▶ **DIRECTIVE 1**
Return the section of the calving story below, starting at the words "He stripped off" and ending after the words "breath and contraction.", copied verbatim.
▶ **DIRECTIVE 2**
In the calving story, where did nature meet Farmboy that evening?

------ TEXT BLOCK ------

He stripped off his coats and sweatshirt, wind biting at the thermals underneath.  He rolled up his sleeve as best he could, donned the latex gloves, wishing he had longer vet gloves in the truck and went to work.  He murmured comfort and encouragement and I cried and prayed over that good mamma.

"It's coming, all four feet first . . . no, one foot is back,"  Farmboy drew out his arm, thought for a moment, and went back to work.  "It's twins, and they're trying to come at the same time," he breathed heavily now, trying to maneuver the unseen babies, trying to comfort the anguishing mamma, fighting against nature's honest mistake,  Nature's way would have that mamma give up, dying in her plight.  But nature met Farmboy in Salt Wells that evening. And while man's arm is puny, Farmboy's isn't.  Neither were the prayers we uttered in every pull and breath and contraction.

Finally, two tiny hooves appeared and then a small black head.  The little baby landed in a slimy thud on the cold frozen ground, and Farmboy heaved a sigh, "it's gone."  He pulled the limp calf away from the staggering feet of its mamma and went right back to work.

"It's breathing," I started to say, but that mamma beat me to it.  She started cleaning that little limp baby with all the fervor of instinct and care a new mother has.  She prodded and moved and worked and moaned and bellowed and wailed.  I held her tail, crying and praying, and wondering at it all.  I looked up at the stark mountain and wondered why.  Why work so hard for this?  This dying baby calf, this laboring, languishing mamma, the yet unseen twin.

------ STORED DATA ------

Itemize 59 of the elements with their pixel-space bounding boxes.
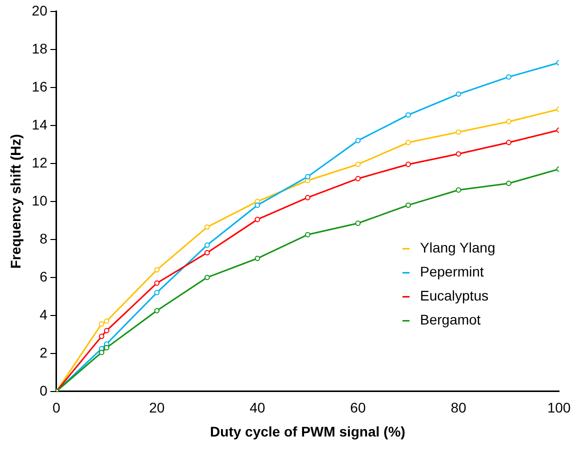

------

▶ **WRITTEN SOLUTION 1**
He stripped off his coats and sweatshirt, wind biting at the thermals underneath.  He rolled up his sleeve as best he could, donned the latex gloves, wishing he had longer vet gloves in the truck and went to work.  He murmured comfort and encouragement and I cried and prayed over that good mamma.

"It's coming, all four feet first . . . no, one foot is back,"  Farmboy drew out his arm, thought for a moment, and went back to work.  "It's twins, and they're trying to come at the same time," he breathed heavily now, trying to maneuver the unseen babies, trying to comfort the anguishing mamma, fighting against nature's honest mistake,  Nature's way would have that mamma give up, dying in her plight.  But nature met Farmboy in Salt Wells that evening. And while man's arm is puny, Farmboy's isn't.  Neither were the prayers we uttered in every pull and breath and contraction.

▶ **WRITTEN SOLUTION 2**
In Salt Wells.